Stored records:
*****

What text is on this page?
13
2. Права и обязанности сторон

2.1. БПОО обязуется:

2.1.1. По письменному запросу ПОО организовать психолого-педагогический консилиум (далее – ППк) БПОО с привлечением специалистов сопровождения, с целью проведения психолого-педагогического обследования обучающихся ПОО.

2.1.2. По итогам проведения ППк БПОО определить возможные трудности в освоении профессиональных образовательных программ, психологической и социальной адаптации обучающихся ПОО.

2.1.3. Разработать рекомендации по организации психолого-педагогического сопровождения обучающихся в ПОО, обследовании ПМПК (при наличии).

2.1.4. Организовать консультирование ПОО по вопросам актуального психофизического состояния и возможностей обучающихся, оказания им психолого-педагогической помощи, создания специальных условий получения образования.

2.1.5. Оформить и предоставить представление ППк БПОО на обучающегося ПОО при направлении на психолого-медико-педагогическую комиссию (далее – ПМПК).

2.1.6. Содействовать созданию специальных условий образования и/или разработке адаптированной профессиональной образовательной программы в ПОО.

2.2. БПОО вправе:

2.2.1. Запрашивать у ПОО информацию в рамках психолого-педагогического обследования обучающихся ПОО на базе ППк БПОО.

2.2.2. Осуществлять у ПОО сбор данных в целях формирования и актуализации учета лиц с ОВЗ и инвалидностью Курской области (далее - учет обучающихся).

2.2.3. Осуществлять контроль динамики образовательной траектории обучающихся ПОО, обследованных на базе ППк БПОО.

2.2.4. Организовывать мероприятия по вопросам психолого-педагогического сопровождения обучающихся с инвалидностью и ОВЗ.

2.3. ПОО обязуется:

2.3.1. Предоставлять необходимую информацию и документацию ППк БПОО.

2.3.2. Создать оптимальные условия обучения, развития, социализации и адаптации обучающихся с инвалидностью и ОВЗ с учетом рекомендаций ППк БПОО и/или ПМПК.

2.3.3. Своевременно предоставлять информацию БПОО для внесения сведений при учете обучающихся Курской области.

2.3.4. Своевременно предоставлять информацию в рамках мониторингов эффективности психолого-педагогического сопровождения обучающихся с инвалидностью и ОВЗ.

*****

_The exercise_
Write the listing out again, exactly as shown above.

_The result_
What text is on this page?
13
2. Права и обязанности сторон

2.1. БПОО обязуется:

2.1.1. По письменному запросу ПОО организовать психолого-педагогический консилиум (далее – ППк) БПОО с привлечением специалистов сопровождения, с целью проведения психолого-педагогического обследования обучающихся ПОО.

2.1.2. По итогам проведения ППк БПОО определить возможные трудности в освоении профессиональных образовательных программ, психологической и социальной адаптации обучающихся ПОО.

2.1.3. Разработать рекомендации по организации психолого-педагогического сопровождения обучающихся в ПОО, обследовании ПМПК (при наличии).

2.1.4. Организовать консультирование ПОО по вопросам актуального психофизического состояния и возможностей обучающихся, оказания им психолого-педагогической помощи, создания специальных условий получения образования.

2.1.5. Оформить и предоставить представление ППк БПОО на обучающегося ПОО при направлении на психолого-медико-педагогическую комиссию (далее – ПМПК).

2.1.6. Содействовать созданию специальных условий образования и/или разработке адаптированной профессиональной образовательной программы в ПОО.

2.2. БПОО вправе:

2.2.1. Запрашивать у ПОО информацию в рамках психолого-педагогического обследования обучающихся ПОО на базе ППк БПОО.

2.2.2. Осуществлять у ПОО сбор данных в целях формирования и актуализации учета лиц с ОВЗ и инвалидностью Курской области (далее - учет обучающихся).

2.2.3. Осуществлять контроль динамики образовательной траектории обучающихся ПОО, обследованных на базе ППк БПОО.

2.2.4. Организовывать мероприятия по вопросам психолого-педагогического сопровождения обучающихся с инвалидностью и ОВЗ.

2.3. ПОО обязуется:

2.3.1. Предоставлять необходимую информацию и документацию ППк БПОО.

2.3.2. Создать оптимальные условия обучения, развития, социализации и адаптации обучающихся с инвалидностью и ОВЗ с учетом рекомендаций ППк БПОО и/или ПМПК.

2.3.3. Своевременно предоставлять информацию БПОО для внесения сведений при учете обучающихся Курской области.

2.3.4. Своевременно предоставлять информацию в рамках мониторингов эффективности психолого-педагогического сопровождения обучающихся с инвалидностью и ОВЗ.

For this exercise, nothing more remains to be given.